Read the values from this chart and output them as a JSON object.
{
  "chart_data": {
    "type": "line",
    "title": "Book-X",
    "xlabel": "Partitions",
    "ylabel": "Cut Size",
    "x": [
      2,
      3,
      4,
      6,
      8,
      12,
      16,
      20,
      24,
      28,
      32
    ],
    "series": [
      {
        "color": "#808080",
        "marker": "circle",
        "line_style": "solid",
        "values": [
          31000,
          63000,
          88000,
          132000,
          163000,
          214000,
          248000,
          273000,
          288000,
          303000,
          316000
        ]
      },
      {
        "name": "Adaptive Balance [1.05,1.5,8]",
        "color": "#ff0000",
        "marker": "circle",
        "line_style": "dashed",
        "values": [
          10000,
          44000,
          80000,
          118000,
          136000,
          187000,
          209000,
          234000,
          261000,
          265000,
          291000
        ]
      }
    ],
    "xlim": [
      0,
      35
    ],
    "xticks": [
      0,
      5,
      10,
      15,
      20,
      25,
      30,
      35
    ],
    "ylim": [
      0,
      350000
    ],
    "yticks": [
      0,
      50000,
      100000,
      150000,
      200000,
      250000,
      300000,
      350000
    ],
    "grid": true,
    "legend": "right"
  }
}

--

• [Your goal] The records above should be duplicated in full, exactly as given.

• [Result of this exercise]
Read the values from this chart and output them as a JSON object.
{
  "chart_data": {
    "type": "line",
    "title": "Book-X",
    "xlabel": "Partitions",
    "ylabel": "Cut Size",
    "x": [
      2,
      3,
      4,
      6,
      8,
      12,
      16,
      20,
      24,
      28,
      32
    ],
    "series": [
      {
        "color": "#808080",
        "marker": "circle",
        "line_style": "solid",
        "values": [
          31000,
          63000,
          88000,
          132000,
          163000,
          214000,
          248000,
          273000,
          288000,
          303000,
          316000
        ]
      },
      {
        "name": "Adaptive Balance [1.05,1.5,8]",
        "color": "#ff0000",
        "marker": "circle",
        "line_style": "dashed",
        "values": [
          10000,
          44000,
          80000,
          118000,
          136000,
          187000,
          209000,
          234000,
          261000,
          265000,
          291000
        ]
      }
    ],
    "xlim": [
      0,
      35
    ],
    "xticks": [
      0,
      5,
      10,
      15,
      20,
      25,
      30,
      35
    ],
    "ylim": [
      0,
      350000
    ],
    "yticks": [
      0,
      50000,
      100000,
      150000,
      200000,
      250000,
      300000,
      350000
    ],
    "grid": true,
    "legend": "right"
  }
}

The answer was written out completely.